-- BEGIN Record excerpts --
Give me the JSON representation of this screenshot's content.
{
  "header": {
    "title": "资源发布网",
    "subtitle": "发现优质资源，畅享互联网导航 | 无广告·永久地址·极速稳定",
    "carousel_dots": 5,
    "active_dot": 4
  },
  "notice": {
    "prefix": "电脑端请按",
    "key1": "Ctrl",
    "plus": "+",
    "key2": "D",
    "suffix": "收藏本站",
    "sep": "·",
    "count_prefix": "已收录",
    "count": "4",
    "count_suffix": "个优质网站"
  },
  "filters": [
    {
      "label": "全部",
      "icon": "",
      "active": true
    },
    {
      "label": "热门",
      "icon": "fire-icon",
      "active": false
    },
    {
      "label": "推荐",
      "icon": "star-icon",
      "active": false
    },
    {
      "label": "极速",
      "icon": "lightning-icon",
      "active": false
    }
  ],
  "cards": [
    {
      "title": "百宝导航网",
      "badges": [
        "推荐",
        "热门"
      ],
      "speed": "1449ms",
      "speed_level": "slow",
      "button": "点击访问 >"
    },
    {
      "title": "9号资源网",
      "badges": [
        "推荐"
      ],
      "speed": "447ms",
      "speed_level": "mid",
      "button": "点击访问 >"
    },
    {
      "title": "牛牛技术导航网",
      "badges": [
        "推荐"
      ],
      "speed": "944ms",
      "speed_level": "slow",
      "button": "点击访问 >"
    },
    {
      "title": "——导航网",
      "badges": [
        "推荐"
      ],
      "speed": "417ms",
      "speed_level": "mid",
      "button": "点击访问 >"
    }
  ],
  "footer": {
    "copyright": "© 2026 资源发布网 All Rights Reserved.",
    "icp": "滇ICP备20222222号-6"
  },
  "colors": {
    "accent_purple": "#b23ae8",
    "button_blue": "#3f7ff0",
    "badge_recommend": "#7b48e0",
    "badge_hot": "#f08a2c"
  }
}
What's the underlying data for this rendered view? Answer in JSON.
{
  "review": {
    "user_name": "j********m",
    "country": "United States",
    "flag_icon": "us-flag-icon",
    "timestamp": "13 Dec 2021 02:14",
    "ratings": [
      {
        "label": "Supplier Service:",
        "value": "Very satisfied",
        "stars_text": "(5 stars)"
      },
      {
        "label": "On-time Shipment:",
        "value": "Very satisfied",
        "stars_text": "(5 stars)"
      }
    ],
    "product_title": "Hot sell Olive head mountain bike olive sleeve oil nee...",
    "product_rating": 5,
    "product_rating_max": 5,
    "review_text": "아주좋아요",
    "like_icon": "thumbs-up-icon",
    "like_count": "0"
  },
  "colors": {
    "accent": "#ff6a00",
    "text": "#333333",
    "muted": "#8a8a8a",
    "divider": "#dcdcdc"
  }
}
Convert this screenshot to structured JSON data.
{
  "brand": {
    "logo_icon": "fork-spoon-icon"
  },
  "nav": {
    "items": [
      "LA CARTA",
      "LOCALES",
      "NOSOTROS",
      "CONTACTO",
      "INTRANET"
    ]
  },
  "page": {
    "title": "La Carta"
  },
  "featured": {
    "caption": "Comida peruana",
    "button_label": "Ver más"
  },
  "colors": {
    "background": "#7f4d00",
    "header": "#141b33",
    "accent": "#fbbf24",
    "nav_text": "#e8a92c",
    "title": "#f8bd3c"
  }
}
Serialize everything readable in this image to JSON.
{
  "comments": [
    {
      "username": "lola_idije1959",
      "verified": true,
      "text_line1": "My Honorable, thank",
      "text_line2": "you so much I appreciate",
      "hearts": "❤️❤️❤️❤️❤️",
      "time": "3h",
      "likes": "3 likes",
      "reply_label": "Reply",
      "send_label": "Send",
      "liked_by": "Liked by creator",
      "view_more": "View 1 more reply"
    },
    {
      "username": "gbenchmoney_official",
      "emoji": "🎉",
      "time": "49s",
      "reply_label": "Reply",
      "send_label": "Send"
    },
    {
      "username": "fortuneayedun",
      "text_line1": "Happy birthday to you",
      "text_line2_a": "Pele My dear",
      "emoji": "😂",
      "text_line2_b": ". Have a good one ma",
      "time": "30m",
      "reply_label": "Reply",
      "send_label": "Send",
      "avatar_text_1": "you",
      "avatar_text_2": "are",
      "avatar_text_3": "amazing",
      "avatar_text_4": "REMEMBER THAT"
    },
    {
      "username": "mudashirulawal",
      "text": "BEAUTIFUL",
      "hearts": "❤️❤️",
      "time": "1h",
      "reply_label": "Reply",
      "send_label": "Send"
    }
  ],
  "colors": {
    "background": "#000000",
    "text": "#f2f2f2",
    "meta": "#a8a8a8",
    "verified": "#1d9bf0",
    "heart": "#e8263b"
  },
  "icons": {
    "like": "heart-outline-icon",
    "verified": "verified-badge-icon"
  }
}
-- END Record excerpts --
Go through the entries above and copy every line containing "this".

Give me the JSON representation of this screenshot's content.
What's the underlying data for this rendered view? Answer in JSON.
Convert this screenshot to structured JSON data.
Serialize everything readable in this image to JSON.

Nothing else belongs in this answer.